:: OBJECTIVE ::
Determine the number of lines that have the string "name" in them, and give only that number.
▬▬▬▬▬▬
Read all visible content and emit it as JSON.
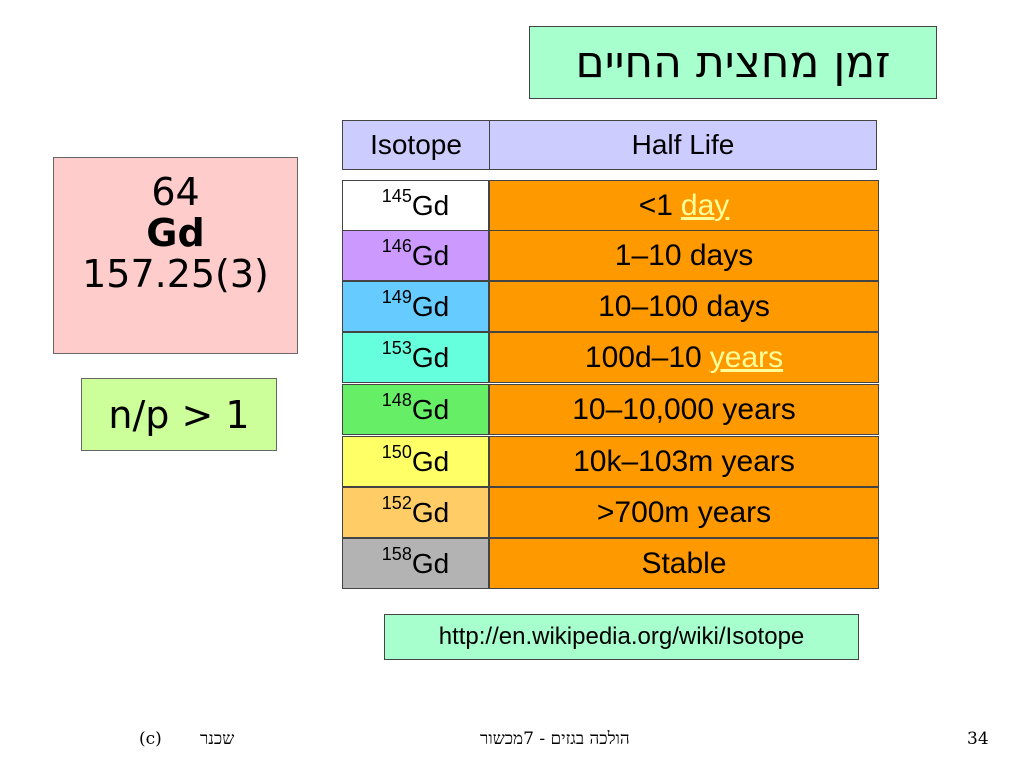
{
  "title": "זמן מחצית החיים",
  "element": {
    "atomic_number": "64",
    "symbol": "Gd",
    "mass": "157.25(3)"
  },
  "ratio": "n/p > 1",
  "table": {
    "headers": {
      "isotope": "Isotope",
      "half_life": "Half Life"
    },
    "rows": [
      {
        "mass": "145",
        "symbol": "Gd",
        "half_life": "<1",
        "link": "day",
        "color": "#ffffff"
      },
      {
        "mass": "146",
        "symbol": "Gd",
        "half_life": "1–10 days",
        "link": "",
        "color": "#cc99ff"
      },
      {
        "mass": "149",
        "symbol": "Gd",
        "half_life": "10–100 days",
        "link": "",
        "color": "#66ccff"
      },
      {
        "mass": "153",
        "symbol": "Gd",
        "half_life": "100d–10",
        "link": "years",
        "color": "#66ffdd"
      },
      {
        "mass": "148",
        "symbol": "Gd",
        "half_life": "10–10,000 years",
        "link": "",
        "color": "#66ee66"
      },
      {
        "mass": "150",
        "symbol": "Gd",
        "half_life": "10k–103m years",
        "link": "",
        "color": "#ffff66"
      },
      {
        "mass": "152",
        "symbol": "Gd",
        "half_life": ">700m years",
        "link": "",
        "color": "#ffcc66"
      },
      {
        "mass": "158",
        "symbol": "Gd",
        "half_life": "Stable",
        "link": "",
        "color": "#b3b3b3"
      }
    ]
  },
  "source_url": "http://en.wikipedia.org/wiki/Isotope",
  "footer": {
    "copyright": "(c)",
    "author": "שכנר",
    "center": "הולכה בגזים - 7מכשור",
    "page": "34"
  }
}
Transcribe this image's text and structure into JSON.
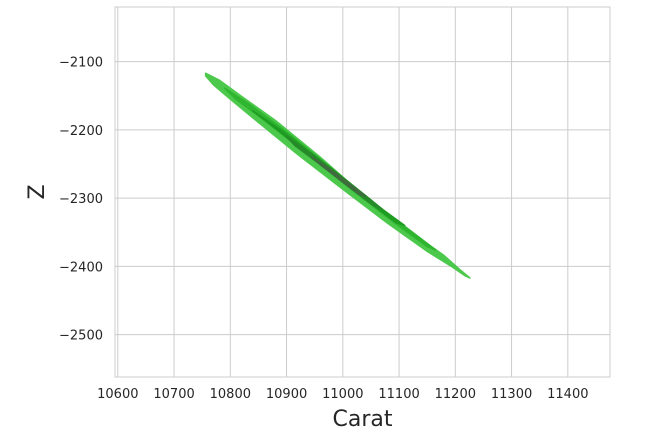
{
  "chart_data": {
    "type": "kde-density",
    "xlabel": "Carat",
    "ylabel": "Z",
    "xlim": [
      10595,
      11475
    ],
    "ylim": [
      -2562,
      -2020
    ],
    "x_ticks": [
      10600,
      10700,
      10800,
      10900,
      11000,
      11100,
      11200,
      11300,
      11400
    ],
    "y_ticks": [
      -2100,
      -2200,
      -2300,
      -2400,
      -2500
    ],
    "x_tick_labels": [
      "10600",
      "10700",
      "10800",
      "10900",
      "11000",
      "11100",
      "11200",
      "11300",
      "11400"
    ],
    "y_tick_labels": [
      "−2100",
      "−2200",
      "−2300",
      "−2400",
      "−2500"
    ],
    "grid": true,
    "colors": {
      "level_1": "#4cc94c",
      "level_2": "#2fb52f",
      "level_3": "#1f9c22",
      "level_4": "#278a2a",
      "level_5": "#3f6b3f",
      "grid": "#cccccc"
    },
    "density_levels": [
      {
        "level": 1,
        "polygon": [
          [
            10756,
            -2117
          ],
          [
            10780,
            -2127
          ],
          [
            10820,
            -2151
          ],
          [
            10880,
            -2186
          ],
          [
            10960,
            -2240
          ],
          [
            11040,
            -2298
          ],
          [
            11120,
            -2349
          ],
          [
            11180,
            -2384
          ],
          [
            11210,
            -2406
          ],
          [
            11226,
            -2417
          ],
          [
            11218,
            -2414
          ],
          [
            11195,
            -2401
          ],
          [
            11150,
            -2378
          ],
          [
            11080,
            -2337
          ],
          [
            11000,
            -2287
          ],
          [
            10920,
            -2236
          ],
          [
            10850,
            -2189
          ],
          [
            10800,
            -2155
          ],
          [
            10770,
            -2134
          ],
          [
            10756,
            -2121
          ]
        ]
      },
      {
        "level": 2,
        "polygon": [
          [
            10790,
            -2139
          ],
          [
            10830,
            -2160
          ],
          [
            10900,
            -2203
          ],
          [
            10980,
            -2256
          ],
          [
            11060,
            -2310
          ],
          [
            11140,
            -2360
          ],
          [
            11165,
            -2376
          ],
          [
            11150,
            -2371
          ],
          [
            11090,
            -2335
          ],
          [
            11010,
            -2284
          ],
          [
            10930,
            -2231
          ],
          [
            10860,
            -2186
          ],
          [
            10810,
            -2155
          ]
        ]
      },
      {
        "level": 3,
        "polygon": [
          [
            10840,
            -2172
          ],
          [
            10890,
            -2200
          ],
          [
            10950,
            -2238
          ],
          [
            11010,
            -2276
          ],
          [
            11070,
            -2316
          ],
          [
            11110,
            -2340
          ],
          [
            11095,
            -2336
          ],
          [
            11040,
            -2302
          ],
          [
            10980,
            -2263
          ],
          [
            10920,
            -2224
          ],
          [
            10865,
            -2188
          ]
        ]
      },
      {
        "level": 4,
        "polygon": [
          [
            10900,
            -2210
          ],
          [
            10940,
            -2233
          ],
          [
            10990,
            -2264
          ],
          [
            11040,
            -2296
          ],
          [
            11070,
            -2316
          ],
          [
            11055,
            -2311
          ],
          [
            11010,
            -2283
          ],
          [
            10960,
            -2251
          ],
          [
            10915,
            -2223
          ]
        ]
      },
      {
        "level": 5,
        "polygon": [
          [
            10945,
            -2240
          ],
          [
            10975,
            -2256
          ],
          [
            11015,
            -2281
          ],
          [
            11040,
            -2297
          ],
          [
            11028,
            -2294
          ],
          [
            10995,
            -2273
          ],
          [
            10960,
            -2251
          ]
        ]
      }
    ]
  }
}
▬▬▬▬▬▬
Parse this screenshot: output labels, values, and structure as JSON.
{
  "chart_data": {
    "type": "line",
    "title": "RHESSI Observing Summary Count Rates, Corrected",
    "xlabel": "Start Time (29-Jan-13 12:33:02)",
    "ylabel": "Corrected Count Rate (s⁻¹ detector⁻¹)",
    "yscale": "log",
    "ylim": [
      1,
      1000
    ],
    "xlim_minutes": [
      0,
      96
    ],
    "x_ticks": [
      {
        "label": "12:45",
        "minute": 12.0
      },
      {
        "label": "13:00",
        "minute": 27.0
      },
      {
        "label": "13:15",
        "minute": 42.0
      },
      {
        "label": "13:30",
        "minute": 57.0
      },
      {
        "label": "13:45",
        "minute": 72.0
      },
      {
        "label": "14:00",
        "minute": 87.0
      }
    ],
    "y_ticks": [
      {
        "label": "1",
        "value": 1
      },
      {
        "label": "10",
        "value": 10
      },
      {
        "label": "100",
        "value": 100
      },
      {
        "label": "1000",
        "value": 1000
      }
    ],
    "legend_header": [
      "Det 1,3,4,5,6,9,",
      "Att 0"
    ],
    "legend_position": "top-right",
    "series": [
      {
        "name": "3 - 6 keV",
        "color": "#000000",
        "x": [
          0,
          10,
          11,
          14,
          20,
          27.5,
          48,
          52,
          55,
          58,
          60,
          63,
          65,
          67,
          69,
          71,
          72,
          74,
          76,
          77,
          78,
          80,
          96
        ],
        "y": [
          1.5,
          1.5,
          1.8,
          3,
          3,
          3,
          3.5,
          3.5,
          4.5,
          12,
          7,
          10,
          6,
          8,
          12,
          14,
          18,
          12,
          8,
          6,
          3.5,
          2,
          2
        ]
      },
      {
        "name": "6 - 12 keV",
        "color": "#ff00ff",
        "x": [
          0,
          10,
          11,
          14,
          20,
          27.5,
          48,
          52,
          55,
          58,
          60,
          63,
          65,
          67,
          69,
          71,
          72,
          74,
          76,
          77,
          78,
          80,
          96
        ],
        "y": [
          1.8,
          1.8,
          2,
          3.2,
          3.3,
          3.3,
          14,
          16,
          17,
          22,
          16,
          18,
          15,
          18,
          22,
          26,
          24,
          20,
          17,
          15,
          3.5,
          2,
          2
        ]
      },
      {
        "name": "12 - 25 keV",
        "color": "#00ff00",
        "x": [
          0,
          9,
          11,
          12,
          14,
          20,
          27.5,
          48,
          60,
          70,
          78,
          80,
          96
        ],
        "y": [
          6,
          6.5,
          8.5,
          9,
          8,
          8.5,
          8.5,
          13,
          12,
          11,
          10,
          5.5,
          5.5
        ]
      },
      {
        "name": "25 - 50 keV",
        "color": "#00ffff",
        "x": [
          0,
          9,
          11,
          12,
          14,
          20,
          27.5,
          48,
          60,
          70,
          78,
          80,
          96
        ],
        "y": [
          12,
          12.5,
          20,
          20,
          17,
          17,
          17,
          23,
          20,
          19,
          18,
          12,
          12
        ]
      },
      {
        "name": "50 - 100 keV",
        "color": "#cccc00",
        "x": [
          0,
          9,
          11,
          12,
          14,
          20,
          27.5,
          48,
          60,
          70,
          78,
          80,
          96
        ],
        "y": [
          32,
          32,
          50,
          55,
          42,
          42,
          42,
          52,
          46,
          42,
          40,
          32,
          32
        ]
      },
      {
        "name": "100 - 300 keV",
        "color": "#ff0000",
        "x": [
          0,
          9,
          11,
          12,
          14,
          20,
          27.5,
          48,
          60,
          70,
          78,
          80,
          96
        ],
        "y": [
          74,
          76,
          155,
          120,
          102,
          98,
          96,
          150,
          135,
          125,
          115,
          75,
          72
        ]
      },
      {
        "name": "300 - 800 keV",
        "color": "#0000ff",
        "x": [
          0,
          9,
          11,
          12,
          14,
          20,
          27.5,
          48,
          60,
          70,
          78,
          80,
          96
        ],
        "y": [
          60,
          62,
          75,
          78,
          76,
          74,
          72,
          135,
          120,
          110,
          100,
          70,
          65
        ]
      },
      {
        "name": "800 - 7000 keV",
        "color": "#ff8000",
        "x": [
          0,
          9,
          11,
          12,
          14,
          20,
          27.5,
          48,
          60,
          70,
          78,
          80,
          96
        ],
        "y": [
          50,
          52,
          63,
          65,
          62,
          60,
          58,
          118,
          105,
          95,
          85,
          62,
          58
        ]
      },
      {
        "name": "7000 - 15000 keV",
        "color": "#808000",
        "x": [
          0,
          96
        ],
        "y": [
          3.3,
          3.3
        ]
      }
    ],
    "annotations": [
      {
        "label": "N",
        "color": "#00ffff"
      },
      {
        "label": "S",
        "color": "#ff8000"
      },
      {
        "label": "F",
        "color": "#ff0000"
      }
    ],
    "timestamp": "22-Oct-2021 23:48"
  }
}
▬▬▬▬▬▬
:: SOLUTION TO THIS TASK ::
9